-- start of Data in this exercise --
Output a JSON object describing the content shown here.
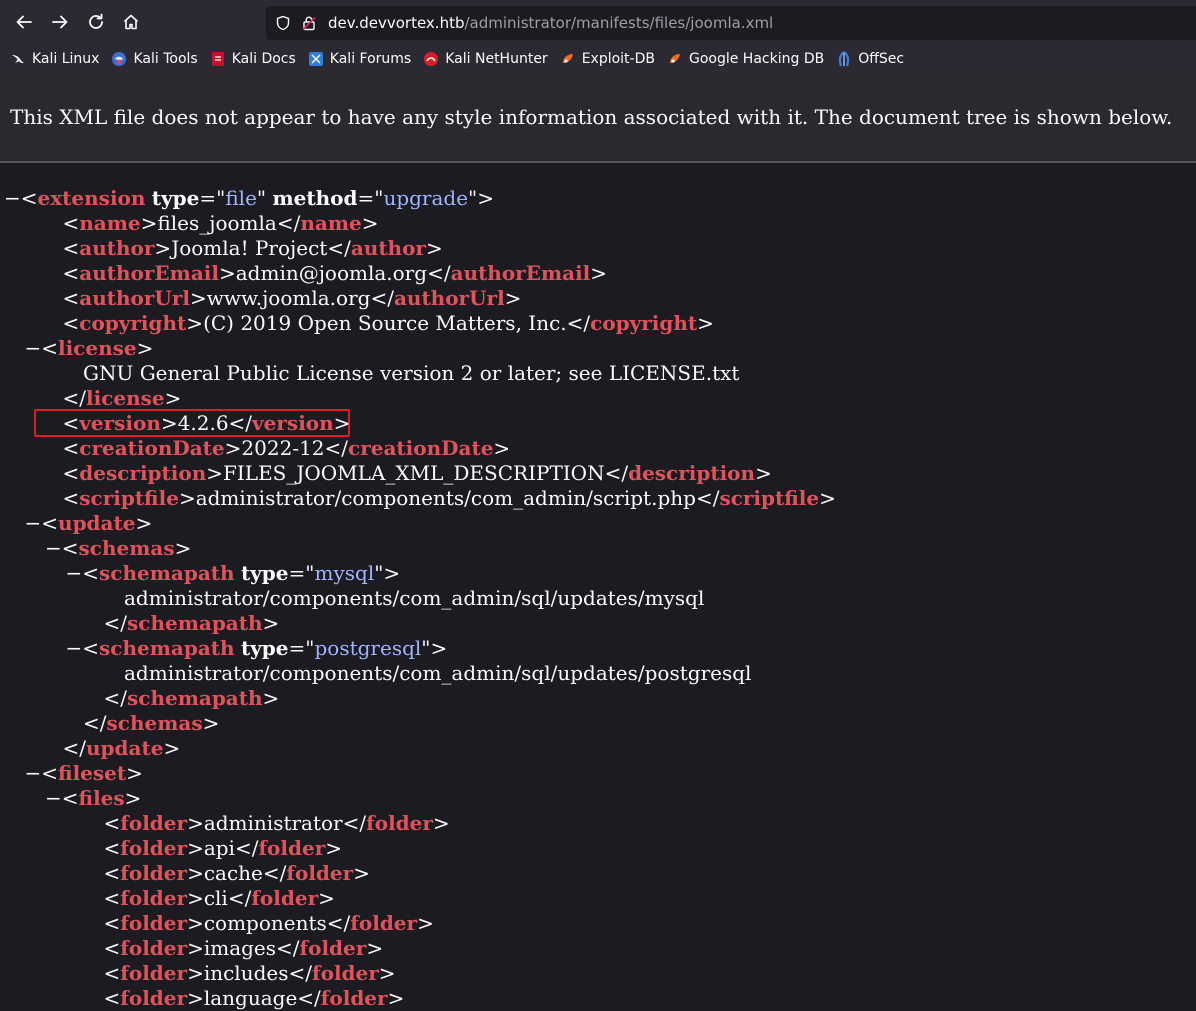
{
  "browser": {
    "url_host": "dev.devvortex.htb",
    "url_path": "/administrator/manifests/files/joomla.xml",
    "bookmarks": [
      {
        "label": "Kali Linux",
        "icon": "kali-dragon-icon"
      },
      {
        "label": "Kali Tools",
        "icon": "kali-tools-icon"
      },
      {
        "label": "Kali Docs",
        "icon": "kali-docs-icon"
      },
      {
        "label": "Kali Forums",
        "icon": "kali-forums-icon"
      },
      {
        "label": "Kali NetHunter",
        "icon": "kali-nethunter-icon"
      },
      {
        "label": "Exploit-DB",
        "icon": "exploit-db-icon"
      },
      {
        "label": "Google Hacking DB",
        "icon": "ghdb-icon"
      },
      {
        "label": "OffSec",
        "icon": "offsec-icon"
      }
    ]
  },
  "xml": {
    "notice": "This XML file does not appear to have any style information associated with it. The document tree is shown below.",
    "lines": [
      {
        "depth": 0,
        "kind": "open",
        "toggle": true,
        "tag": "extension",
        "attrs": [
          {
            "n": "type",
            "v": "file"
          },
          {
            "n": "method",
            "v": "upgrade"
          }
        ]
      },
      {
        "depth": 1,
        "kind": "elem",
        "tag": "name",
        "text": "files_joomla"
      },
      {
        "depth": 1,
        "kind": "elem",
        "tag": "author",
        "text": "Joomla! Project"
      },
      {
        "depth": 1,
        "kind": "elem",
        "tag": "authorEmail",
        "text": "admin@joomla.org"
      },
      {
        "depth": 1,
        "kind": "elem",
        "tag": "authorUrl",
        "text": "www.joomla.org"
      },
      {
        "depth": 1,
        "kind": "elem",
        "tag": "copyright",
        "text": "(C) 2019 Open Source Matters, Inc."
      },
      {
        "depth": 1,
        "kind": "open",
        "toggle": true,
        "tag": "license",
        "attrs": []
      },
      {
        "depth": 2,
        "kind": "text",
        "text": "GNU General Public License version 2 or later; see LICENSE.txt"
      },
      {
        "depth": 1,
        "kind": "close",
        "tag": "license"
      },
      {
        "depth": 1,
        "kind": "elem",
        "tag": "version",
        "text": "4.2.6",
        "highlight": true
      },
      {
        "depth": 1,
        "kind": "elem",
        "tag": "creationDate",
        "text": "2022-12"
      },
      {
        "depth": 1,
        "kind": "elem",
        "tag": "description",
        "text": "FILES_JOOMLA_XML_DESCRIPTION"
      },
      {
        "depth": 1,
        "kind": "elem",
        "tag": "scriptfile",
        "text": "administrator/components/com_admin/script.php"
      },
      {
        "depth": 1,
        "kind": "open",
        "toggle": true,
        "tag": "update",
        "attrs": []
      },
      {
        "depth": 2,
        "kind": "open",
        "toggle": true,
        "tag": "schemas",
        "attrs": []
      },
      {
        "depth": 3,
        "kind": "open",
        "toggle": true,
        "tag": "schemapath",
        "attrs": [
          {
            "n": "type",
            "v": "mysql"
          }
        ]
      },
      {
        "depth": 4,
        "kind": "text",
        "text": "administrator/components/com_admin/sql/updates/mysql"
      },
      {
        "depth": 3,
        "kind": "close",
        "tag": "schemapath"
      },
      {
        "depth": 3,
        "kind": "open",
        "toggle": true,
        "tag": "schemapath",
        "attrs": [
          {
            "n": "type",
            "v": "postgresql"
          }
        ]
      },
      {
        "depth": 4,
        "kind": "text",
        "text": "administrator/components/com_admin/sql/updates/postgresql"
      },
      {
        "depth": 3,
        "kind": "close",
        "tag": "schemapath"
      },
      {
        "depth": 2,
        "kind": "close",
        "tag": "schemas"
      },
      {
        "depth": 1,
        "kind": "close",
        "tag": "update"
      },
      {
        "depth": 1,
        "kind": "open",
        "toggle": true,
        "tag": "fileset",
        "attrs": []
      },
      {
        "depth": 2,
        "kind": "open",
        "toggle": true,
        "tag": "files",
        "attrs": []
      },
      {
        "depth": 3,
        "kind": "elem",
        "tag": "folder",
        "text": "administrator"
      },
      {
        "depth": 3,
        "kind": "elem",
        "tag": "folder",
        "text": "api"
      },
      {
        "depth": 3,
        "kind": "elem",
        "tag": "folder",
        "text": "cache"
      },
      {
        "depth": 3,
        "kind": "elem",
        "tag": "folder",
        "text": "cli"
      },
      {
        "depth": 3,
        "kind": "elem",
        "tag": "folder",
        "text": "components"
      },
      {
        "depth": 3,
        "kind": "elem",
        "tag": "folder",
        "text": "images"
      },
      {
        "depth": 3,
        "kind": "elem",
        "tag": "folder",
        "text": "includes"
      },
      {
        "depth": 3,
        "kind": "elem",
        "tag": "folder",
        "text": "language"
      }
    ]
  }
}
-- end of Data in this exercise --
» **Written exercise**
Skip the pictures, then retype every line above exactly.

» **Result**
Output a JSON object describing the content shown here.
{
  "browser": {
    "url_host": "dev.devvortex.htb",
    "url_path": "/administrator/manifests/files/joomla.xml",
    "bookmarks": [
      {
        "label": "Kali Linux",
        "icon": "kali-dragon-icon"
      },
      {
        "label": "Kali Tools",
        "icon": "kali-tools-icon"
      },
      {
        "label": "Kali Docs",
        "icon": "kali-docs-icon"
      },
      {
        "label": "Kali Forums",
        "icon": "kali-forums-icon"
      },
      {
        "label": "Kali NetHunter",
        "icon": "kali-nethunter-icon"
      },
      {
        "label": "Exploit-DB",
        "icon": "exploit-db-icon"
      },
      {
        "label": "Google Hacking DB",
        "icon": "ghdb-icon"
      },
      {
        "label": "OffSec",
        "icon": "offsec-icon"
      }
    ]
  },
  "xml": {
    "notice": "This XML file does not appear to have any style information associated with it. The document tree is shown below.",
    "lines": [
      {
        "depth": 0,
        "kind": "open",
        "toggle": true,
        "tag": "extension",
        "attrs": [
          {
            "n": "type",
            "v": "file"
          },
          {
            "n": "method",
            "v": "upgrade"
          }
        ]
      },
      {
        "depth": 1,
        "kind": "elem",
        "tag": "name",
        "text": "files_joomla"
      },
      {
        "depth": 1,
        "kind": "elem",
        "tag": "author",
        "text": "Joomla! Project"
      },
      {
        "depth": 1,
        "kind": "elem",
        "tag": "authorEmail",
        "text": "admin@joomla.org"
      },
      {
        "depth": 1,
        "kind": "elem",
        "tag": "authorUrl",
        "text": "www.joomla.org"
      },
      {
        "depth": 1,
        "kind": "elem",
        "tag": "copyright",
        "text": "(C) 2019 Open Source Matters, Inc."
      },
      {
        "depth": 1,
        "kind": "open",
        "toggle": true,
        "tag": "license",
        "attrs": []
      },
      {
        "depth": 2,
        "kind": "text",
        "text": "GNU General Public License version 2 or later; see LICENSE.txt"
      },
      {
        "depth": 1,
        "kind": "close",
        "tag": "license"
      },
      {
        "depth": 1,
        "kind": "elem",
        "tag": "version",
        "text": "4.2.6",
        "highlight": true
      },
      {
        "depth": 1,
        "kind": "elem",
        "tag": "creationDate",
        "text": "2022-12"
      },
      {
        "depth": 1,
        "kind": "elem",
        "tag": "description",
        "text": "FILES_JOOMLA_XML_DESCRIPTION"
      },
      {
        "depth": 1,
        "kind": "elem",
        "tag": "scriptfile",
        "text": "administrator/components/com_admin/script.php"
      },
      {
        "depth": 1,
        "kind": "open",
        "toggle": true,
        "tag": "update",
        "attrs": []
      },
      {
        "depth": 2,
        "kind": "open",
        "toggle": true,
        "tag": "schemas",
        "attrs": []
      },
      {
        "depth": 3,
        "kind": "open",
        "toggle": true,
        "tag": "schemapath",
        "attrs": [
          {
            "n": "type",
            "v": "mysql"
          }
        ]
      },
      {
        "depth": 4,
        "kind": "text",
        "text": "administrator/components/com_admin/sql/updates/mysql"
      },
      {
        "depth": 3,
        "kind": "close",
        "tag": "schemapath"
      },
      {
        "depth": 3,
        "kind": "open",
        "toggle": true,
        "tag": "schemapath",
        "attrs": [
          {
            "n": "type",
            "v": "postgresql"
          }
        ]
      },
      {
        "depth": 4,
        "kind": "text",
        "text": "administrator/components/com_admin/sql/updates/postgresql"
      },
      {
        "depth": 3,
        "kind": "close",
        "tag": "schemapath"
      },
      {
        "depth": 2,
        "kind": "close",
        "tag": "schemas"
      },
      {
        "depth": 1,
        "kind": "close",
        "tag": "update"
      },
      {
        "depth": 1,
        "kind": "open",
        "toggle": true,
        "tag": "fileset",
        "attrs": []
      },
      {
        "depth": 2,
        "kind": "open",
        "toggle": true,
        "tag": "files",
        "attrs": []
      },
      {
        "depth": 3,
        "kind": "elem",
        "tag": "folder",
        "text": "administrator"
      },
      {
        "depth": 3,
        "kind": "elem",
        "tag": "folder",
        "text": "api"
      },
      {
        "depth": 3,
        "kind": "elem",
        "tag": "folder",
        "text": "cache"
      },
      {
        "depth": 3,
        "kind": "elem",
        "tag": "folder",
        "text": "cli"
      },
      {
        "depth": 3,
        "kind": "elem",
        "tag": "folder",
        "text": "components"
      },
      {
        "depth": 3,
        "kind": "elem",
        "tag": "folder",
        "text": "images"
      },
      {
        "depth": 3,
        "kind": "elem",
        "tag": "folder",
        "text": "includes"
      },
      {
        "depth": 3,
        "kind": "elem",
        "tag": "folder",
        "text": "language"
      }
    ]
  }
}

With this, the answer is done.